**QUOTED TEXT**
################
We also compute the 16 class term-vectors $ \vec{D_j}$ consisting of the terms in the documents below each of the 16 top level categories. $ D_{jt}$ simply gives the total number of occurrences of term $ t$ in documents listed below class $ c_j$ of the ODP.

One could envision using other sources for creating topic-sensitive PageRank vectors; however, the ODP data is freely available, and as it is compiled by thousands of volunteer editors, is less susceptible to influence by any one party.7


3.3 Query-Time Importance Score

The second step in our approach is performed at query time. Given a query $ q$, let $ q'$ be the context of $ q$. In other words, if the query was issued by highlighting the term $ q$ in some Web page $ u$, then $ q'$ consists of the terms in $ u$. For ordinary queries not done in context, let $ q' = q$. Using a unigram language model, with parameters set to their maximum-likelihood estimates, we compute the class probabilities for each of the 16 top level ODP classes, conditioned on $ q'$. Let $ q_i'$ be the $ i$th term in the query (or query context) $ q'$. Then given the query $ q$, we compute for each $ c_j$ the following:

$\displaystyle P(c_j \vert q') = \frac{P(q' \vert c_j) \cdot P(c_j)}{P(q')} \propto \prod_{i} P(q_i' \vert c_j) \cdot P(c_j)$ (7)
################
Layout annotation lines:
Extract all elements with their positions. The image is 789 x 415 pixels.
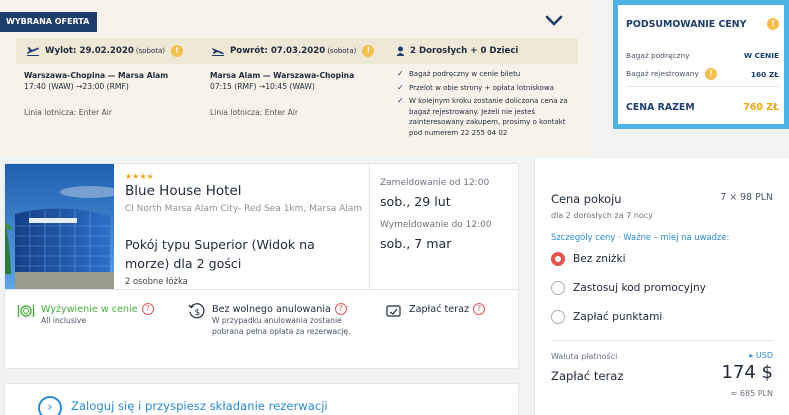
list-item: Bagaż podręczny w cenie biletu [397,69,577,80]
return-details: Marsa Alam — Warszawa-Chopina 07:15 (RMF… [210,71,355,117]
radio[interactable] [551,281,565,295]
hotel-name[interactable]: Blue House Hotel [125,183,242,199]
checked-bag-row: Bagaż rejestrowany! 160 ZŁ [626,68,779,80]
login-link[interactable]: Zaloguj się i przyspiesz składanie rezer… [71,399,328,413]
outbound-details: Warszawa-Chopina — Marsa Alam 17:40 (WAW… [24,71,169,117]
room-type: Pokój typu Superior (Widok na morze) dla… [125,237,315,271]
price-title: Cena pokoju [551,192,622,206]
pay-now-pln: ≈ 685 PLN [730,389,773,398]
radio[interactable] [551,310,565,324]
option-pay-points[interactable]: Zapłać punktami [551,310,662,324]
checkout-date: sob., 7 mar [380,236,452,251]
radio-selected[interactable] [551,252,565,266]
plane-landing-icon [212,48,224,56]
flight-header: Wylot: 29.02.2020 (sobota) ! Powrót: 07.… [16,38,578,64]
plane-takeoff-icon [27,47,39,56]
info-icon[interactable]: ! [704,68,717,80]
list-item: W kolejnym kroku zostanie doliczona cena… [397,96,577,138]
room-price-panel: Cena pokoju 7 × 98 PLN dla 2 dorosłych z… [534,158,789,415]
option-promo-code[interactable]: Zastosuj kod promocyjny [551,281,706,295]
pay-now-amount: 174 $ [721,362,773,383]
divider [551,340,773,341]
price-subtitle: dla 2 dorosłych za 7 nocy [551,211,653,220]
login-banner[interactable]: › Zaloguj się i przyspiesz składanie rez… [4,383,519,415]
help-icon[interactable]: ? [473,303,485,315]
chevron-down-icon[interactable] [543,10,565,32]
checkin-label: Zameldowanie od 12:00 [380,178,490,188]
info-icon[interactable]: ! [171,45,183,57]
hotel-card: ★★★★ Blue House Hotel Cl North Marsa Ala… [4,163,519,369]
hotel-stars: ★★★★ [125,172,154,181]
price-summary-box: PODSUMOWANIE CENY ! Bagaż podręczny W CE… [613,0,789,129]
hotel-photo[interactable] [5,164,114,289]
checkin-date: sob., 29 lut [380,194,451,209]
price-details-link[interactable]: Szczegóły ceny · Ważne – miej na uwadze: [551,232,729,242]
selected-offer-tag: WYBRANA OFERTA [0,12,97,32]
summary-title: PODSUMOWANIE CENY [626,19,747,30]
divider [369,164,370,289]
payment-card-icon [386,305,401,317]
help-icon[interactable]: ? [141,303,154,315]
chevron-right-icon: › [38,396,62,415]
included-list: Bagaż podręczny w cenie biletu Przelot w… [397,69,577,141]
selected-offer-panel: WYBRANA OFERTA Wylot: 29.02.2020 (sobota… [0,0,592,156]
no-refund-icon: $ [188,303,205,319]
dining-icon [17,305,35,317]
divider [626,86,779,87]
carry-on-row: Bagaż podręczny W CENIE [626,51,779,60]
info-icon[interactable]: ! [767,18,779,30]
currency-select[interactable]: ▸ USD [749,351,773,360]
total-row: CENA RAZEM 760 ZŁ [626,102,779,113]
pay-now-label: Zapłać teraz [551,369,624,383]
hotel-address: Cl North Marsa Alam City- Red Sea 1km, M… [125,204,363,214]
info-icon[interactable]: ! [362,45,375,57]
pay-now-feature: Zapłać teraz? [385,303,485,319]
passengers-header: 2 Dorosłych + 0 Dzieci [396,38,518,64]
help-icon[interactable]: ? [334,303,347,315]
svg-text:$: $ [195,308,201,318]
cancellation-feature: $ Bez wolnego anulowania? W przypadku an… [188,303,352,337]
passenger-icon [396,46,405,56]
price-per-night: 7 × 98 PLN [720,192,773,203]
return-header: Powrót: 07.03.2020 (sobota) ! [211,38,375,64]
bed-type: 2 osobne łóżka [125,276,188,286]
checkout-label: Wymeldowanie do 12:00 [380,220,492,230]
divider [5,289,518,290]
outbound-header: Wylot: 29.02.2020 (sobota) ! [26,38,183,64]
currency-label: Waluta płatności [551,352,618,361]
option-no-discount[interactable]: Bez zniżki [551,252,626,266]
meal-feature: Wyżywienie w cenie? All inclusive [17,303,154,326]
list-item: Przelot w obie strony + opłata lotniskow… [397,83,577,94]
################
**WRITTEN INSTRUCTION 1**
According to the PageRank text, why is the ODP data less open to influence by any one party?
**WRITTEN INSTRUCTION 2**
For each statement, decide whether the PageRank text agrees with it: (a) The second step of the approach takes place at query time. (b) The ODP data has to be paid for. (c) The unigram language model's parameters are set to their maximum-likelihood estimates. Answer yes or no for each, quoting the words of the text that settle it.
**WRITTEN INSTRUCTION 3**
Write out the part of the PageRank text that opens with the words containing "3.3 Query-Time Importance" and closes with "c_j) \cdot P(c_j)$ (7)", swapping "ordinary" for "regular".

**TASK OUTPUT 1**
It is compiled by thousands of volunteer editors.

**TASK OUTPUT 2**
(a) Yes: "The second step in our approach is performed at query time."
(b) No: "the ODP data is freely available"
(c) Yes: "with parameters set to their maximum-likelihood estimates"

**TASK OUTPUT 3**
3.3 Query-Time Importance Score

The second step in our approach is performed at query time. Given a query $ q$, let $ q'$ be the context of $ q$. In other words, if the query was issued by highlighting the term $ q$ in some Web page $ u$, then $ q'$ consists of the terms in $ u$. For regular queries not done in context, let $ q' = q$. Using a unigram language model, with parameters set to their maximum-likelihood estimates, we compute the class probabilities for each of the 16 top level ODP classes, conditioned on $ q'$. Let $ q_i'$ be the $ i$th term in the query (or query context) $ q'$. Then given the query $ q$, we compute for each $ c_j$ the following:

$\displaystyle P(c_j \vert q') = \frac{P(q' \vert c_j) \cdot P(c_j)}{P(q')} \propto \prod_{i} P(q_i' \vert c_j) \cdot P(c_j)$ (7)